**GIVEN INSTRUCTION**
Rewrite every entry below, substituting "sterilization unit" for "decontamination unit" and leaving everything else unchanged.

· · · · · · ·

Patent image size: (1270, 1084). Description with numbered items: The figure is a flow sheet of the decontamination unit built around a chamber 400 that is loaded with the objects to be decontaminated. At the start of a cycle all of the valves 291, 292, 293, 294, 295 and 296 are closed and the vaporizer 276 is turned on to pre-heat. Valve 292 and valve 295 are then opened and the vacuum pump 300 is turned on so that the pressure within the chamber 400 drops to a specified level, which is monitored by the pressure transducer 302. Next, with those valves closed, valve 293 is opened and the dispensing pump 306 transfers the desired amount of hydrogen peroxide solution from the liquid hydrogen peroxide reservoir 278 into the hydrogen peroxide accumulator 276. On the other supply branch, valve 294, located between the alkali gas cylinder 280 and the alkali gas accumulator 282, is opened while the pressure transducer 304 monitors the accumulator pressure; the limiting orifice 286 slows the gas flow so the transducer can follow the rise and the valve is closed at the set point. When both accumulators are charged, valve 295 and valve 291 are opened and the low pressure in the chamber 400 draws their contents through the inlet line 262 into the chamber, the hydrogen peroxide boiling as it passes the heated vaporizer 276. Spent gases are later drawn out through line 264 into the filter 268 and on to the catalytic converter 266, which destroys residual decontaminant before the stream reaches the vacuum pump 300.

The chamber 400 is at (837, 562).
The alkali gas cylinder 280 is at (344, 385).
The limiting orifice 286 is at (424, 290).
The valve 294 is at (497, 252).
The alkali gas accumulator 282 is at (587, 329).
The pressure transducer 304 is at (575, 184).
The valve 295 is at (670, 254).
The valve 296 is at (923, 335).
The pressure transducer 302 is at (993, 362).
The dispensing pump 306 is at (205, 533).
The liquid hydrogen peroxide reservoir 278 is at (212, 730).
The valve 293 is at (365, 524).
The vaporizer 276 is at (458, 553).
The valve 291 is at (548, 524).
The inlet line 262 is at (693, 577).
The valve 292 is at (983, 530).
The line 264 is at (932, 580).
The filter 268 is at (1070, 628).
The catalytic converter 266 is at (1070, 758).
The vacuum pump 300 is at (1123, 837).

· · · · · · ·

**TASK SOLUTION**
Patent image size: (1270, 1084). Description with numbered items: The figure is a flow sheet of the sterilization unit built around a chamber 400 that is loaded with the objects to be decontaminated. At the start of a cycle all of the valves 291, 292, 293, 294, 295 and 296 are closed and the vaporizer 276 is turned on to pre-heat. Valve 292 and valve 295 are then opened and the vacuum pump 300 is turned on so that the pressure within the chamber 400 drops to a specified level, which is monitored by the pressure transducer 302. Next, with those valves closed, valve 293 is opened and the dispensing pump 306 transfers the desired amount of hydrogen peroxide solution from the liquid hydrogen peroxide reservoir 278 into the hydrogen peroxide accumulator 276. On the other supply branch, valve 294, located between the alkali gas cylinder 280 and the alkali gas accumulator 282, is opened while the pressure transducer 304 monitors the accumulator pressure; the limiting orifice 286 slows the gas flow so the transducer can follow the rise and the valve is closed at the set point. When both accumulators are charged, valve 295 and valve 291 are opened and the low pressure in the chamber 400 draws their contents through the inlet line 262 into the chamber, the hydrogen peroxide boiling as it passes the heated vaporizer 276. Spent gases are later drawn out through line 264 into the filter 268 and on to the catalytic converter 266, which destroys residual decontaminant before the stream reaches the vacuum pump 300.

The chamber 400 is at (837, 562).
The alkali gas cylinder 280 is at (344, 385).
The limiting orifice 286 is at (424, 290).
The valve 294 is at (497, 252).
The alkali gas accumulator 282 is at (587, 329).
The pressure transducer 304 is at (575, 184).
The valve 295 is at (670, 254).
The valve 296 is at (923, 335).
The pressure transducer 302 is at (993, 362).
The dispensing pump 306 is at (205, 533).
The liquid hydrogen peroxide reservoir 278 is at (212, 730).
The valve 293 is at (365, 524).
The vaporizer 276 is at (458, 553).
The valve 291 is at (548, 524).
The inlet line 262 is at (693, 577).
The valve 292 is at (983, 530).
The line 264 is at (932, 580).
The filter 268 is at (1070, 628).
The catalytic converter 266 is at (1070, 758).
The vacuum pump 300 is at (1123, 837).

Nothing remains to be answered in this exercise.